— start Selected text —

Whoa There Pardner- Wrangling In the Confusion About Smokable Hemp in Texas
They say everything is bigger in Texas, and right now there is a huge amount of confusion regarding the legal status of smokable hemp in the Lone Star State. This blog post briefly explains the regulatory history of smokable hemp in Texas while also addressing the impact of recent court cases on the legal status of distributing and selling consumable hemp products for smoking in the state.
The Texas Legislature, in response to the 2018 Farm Bill, adopted a hemp regulatory plan in 2019 (Plan). In addition to creating a USDA-approved hemp regulatory plan, Texas also added Chapter 443 (Chapter 443) to the Texas Health and Safety Code (Code). Chapter 443 of the Code generally permits and regulates the manufacture and sale of consumable hemp products within the state. Additionally, Chapter 443 expressly authorizes the executive commissioner (Commissioner) of the Texas Health and Human Services Commission (Commission) to “adopt rules and procedures necessary to administer and enforce this chapter” consistent with the Plan. The Plan generally permits Texans to cultivate, handle, transport, export, process, manufacture, distribute, sell, and purchase hemp and hemp-containing products within the state.
The issue this blog article addresses, which is likely the largest source of confusion, is that the Plan expressly prohibits the “processing” or “manufacturing” of hemp-containing products “for smoking”, though it does not prohibit the distribution and retail sale of them. Specifically, Chapter 122 of the Texas Agriculture Code prohibits any state agency from authorizing “a person to manufacture a product containing hemp for smoking.” Chapter 443 requires the Commissioner’s rules to reflect the “principle” that “the processing or manufacturing of a consumable hemp product for smoking is prohibited.” Based on this directive from the Texas Legislature, the Commissioner adopted Rule 300.104 to the Texas Administrative Code, which prohibits the “manufacture” and “processing” of “consumable hemp products for smoking.”
Additionally, Rule 300.104 also prohibits the “distribution or retail sale of consumable hemp products for smoking.“ However, Rule 300.104’s prohibition on distribution and retail sale of consumable hemp products for smoking is unenforceable because it exceeds the Commissioner’s statutory authority. In other words, the statute only prohibits, and thus only authorizes the Commissioner’s rules to prohibit, the “processing” and “manufacture” of these products, not their sale.

— end Selected text —
— start Data provided —

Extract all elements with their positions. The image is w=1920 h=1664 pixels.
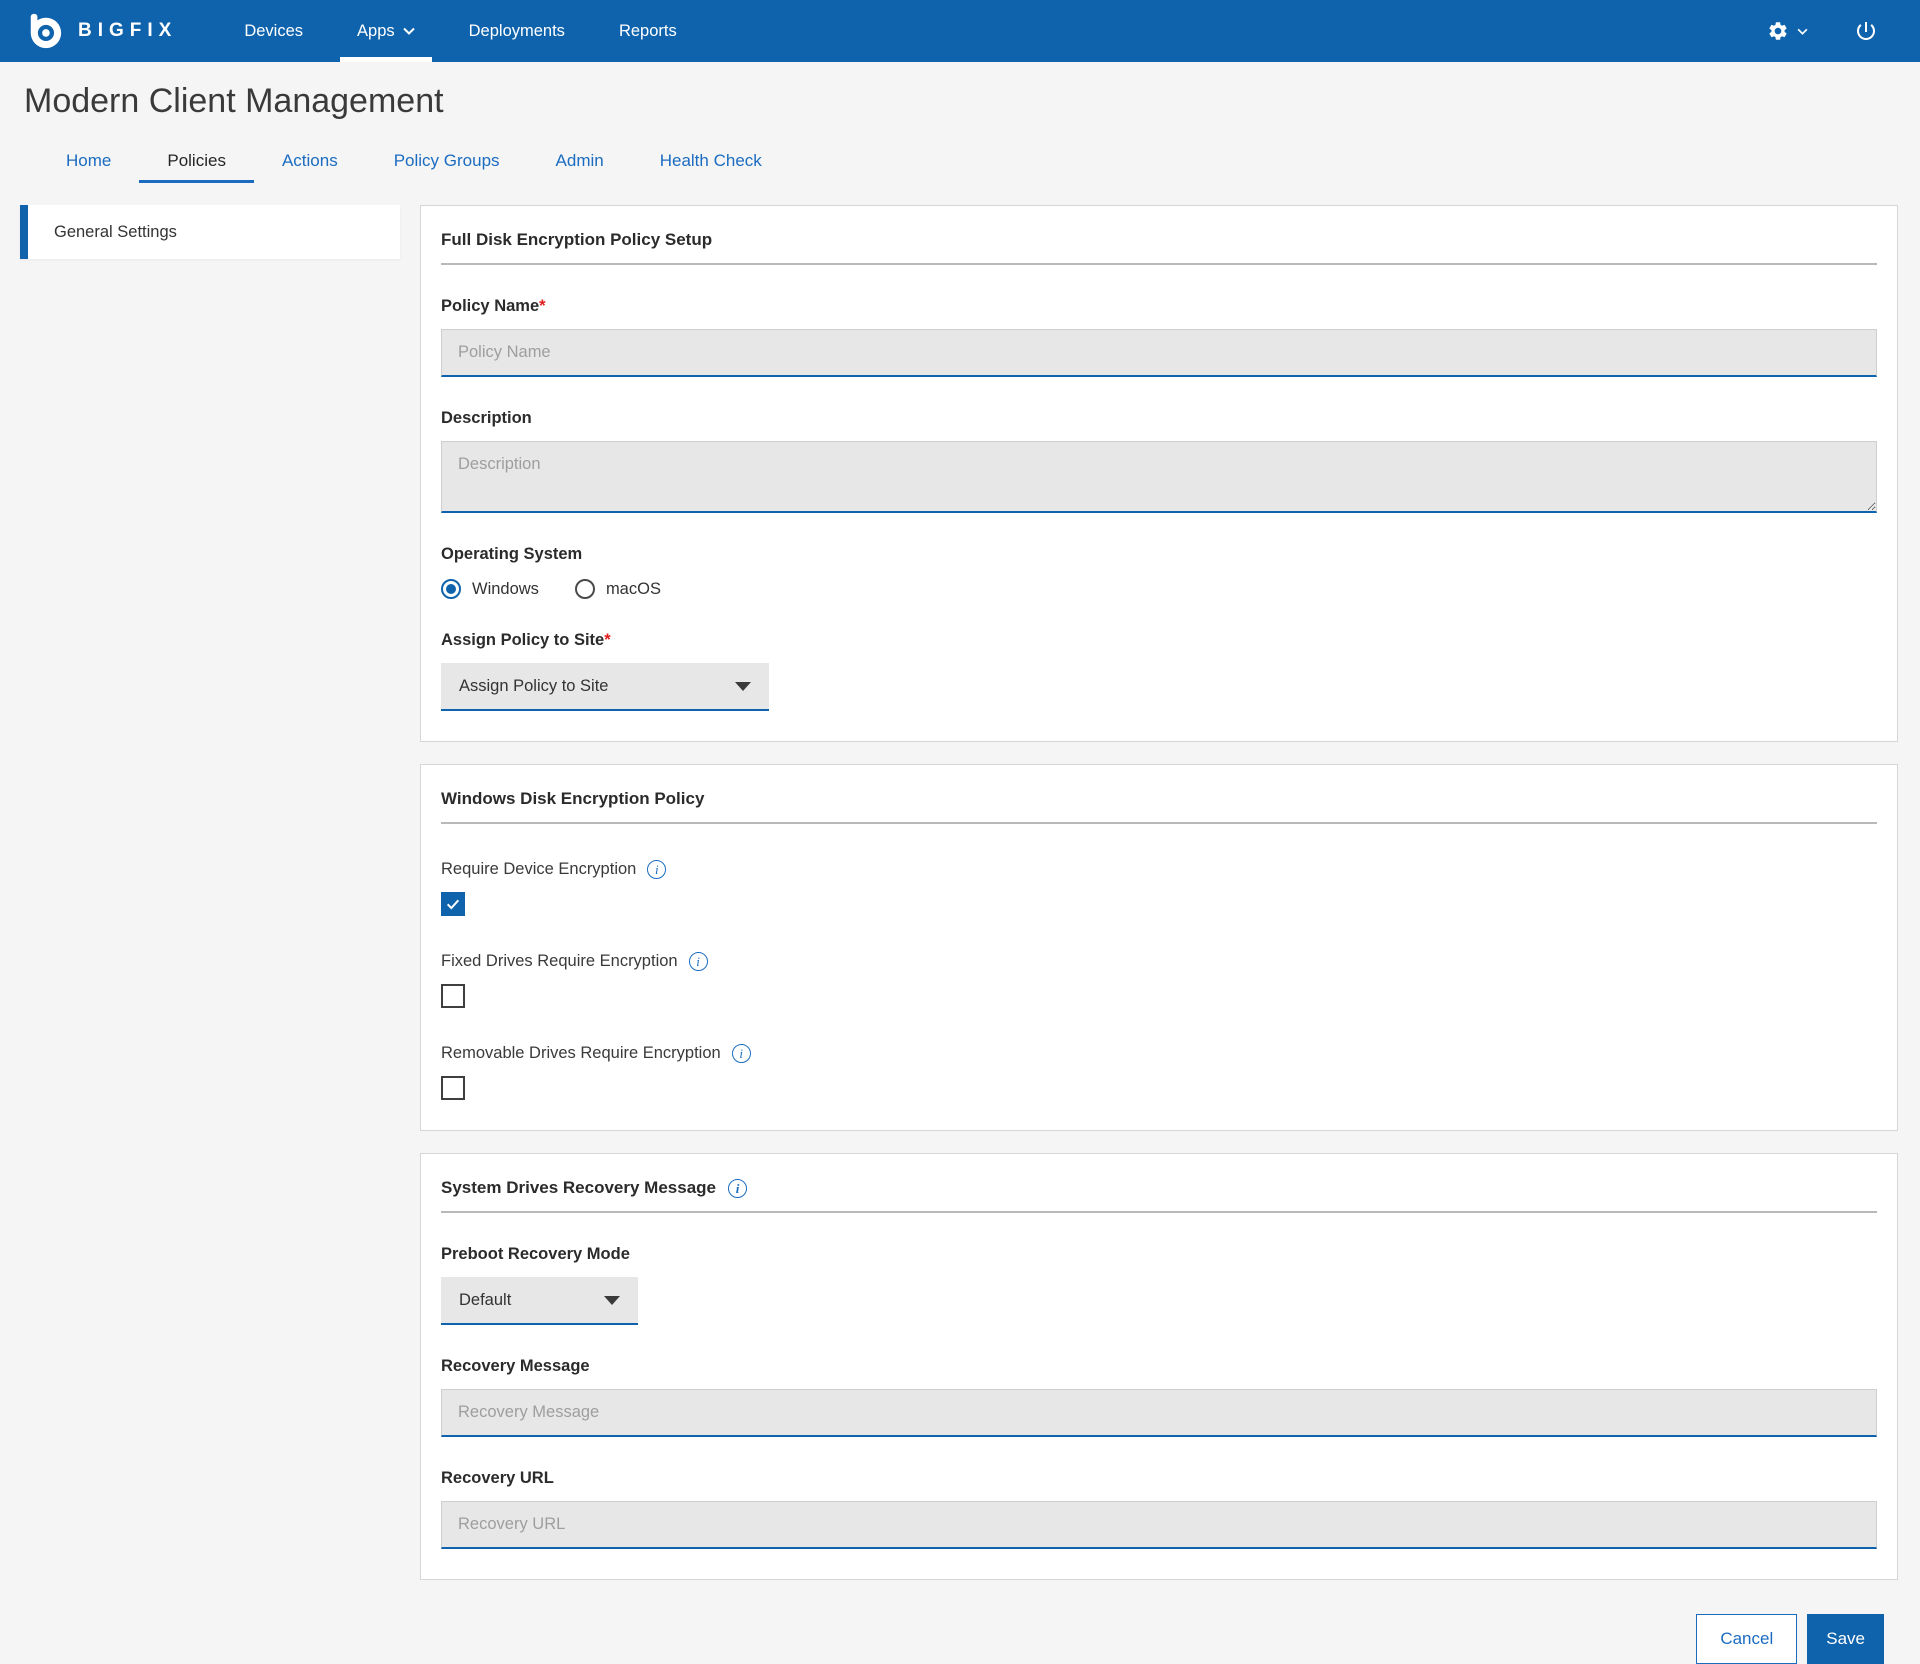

— end Data provided —

▶ **Problems**
A) Answer these questions from the smokable hemp article:
(i) In what year did the Texas Legislature adopt its hemp regulatory plan?
(ii) Which chapter of the Texas Agriculture Code bars any state agency from authorizing a person to manufacture a product containing hemp for smoking?
(iii) What rule did the Commissioner adopt to the Texas Administrative Code to prohibit the manufacture and processing of consumable hemp products for smoking?
B) Please write out the smokable hemp article from the words "Whoa There Pardner- Wrangling" up to and including the words "smoking in the state.".

▶ **The answers**
A)
(i) 2019
(ii) Chapter 122
(iii) Rule 300.104

B)
Whoa There Pardner- Wrangling In the Confusion About Smokable Hemp in Texas
They say everything is bigger in Texas, and right now there is a huge amount of confusion regarding the legal status of smokable hemp in the Lone Star State. This blog post briefly explains the regulatory history of smokable hemp in Texas while also addressing the impact of recent court cases on the legal status of distributing and selling consumable hemp products for smoking in the state.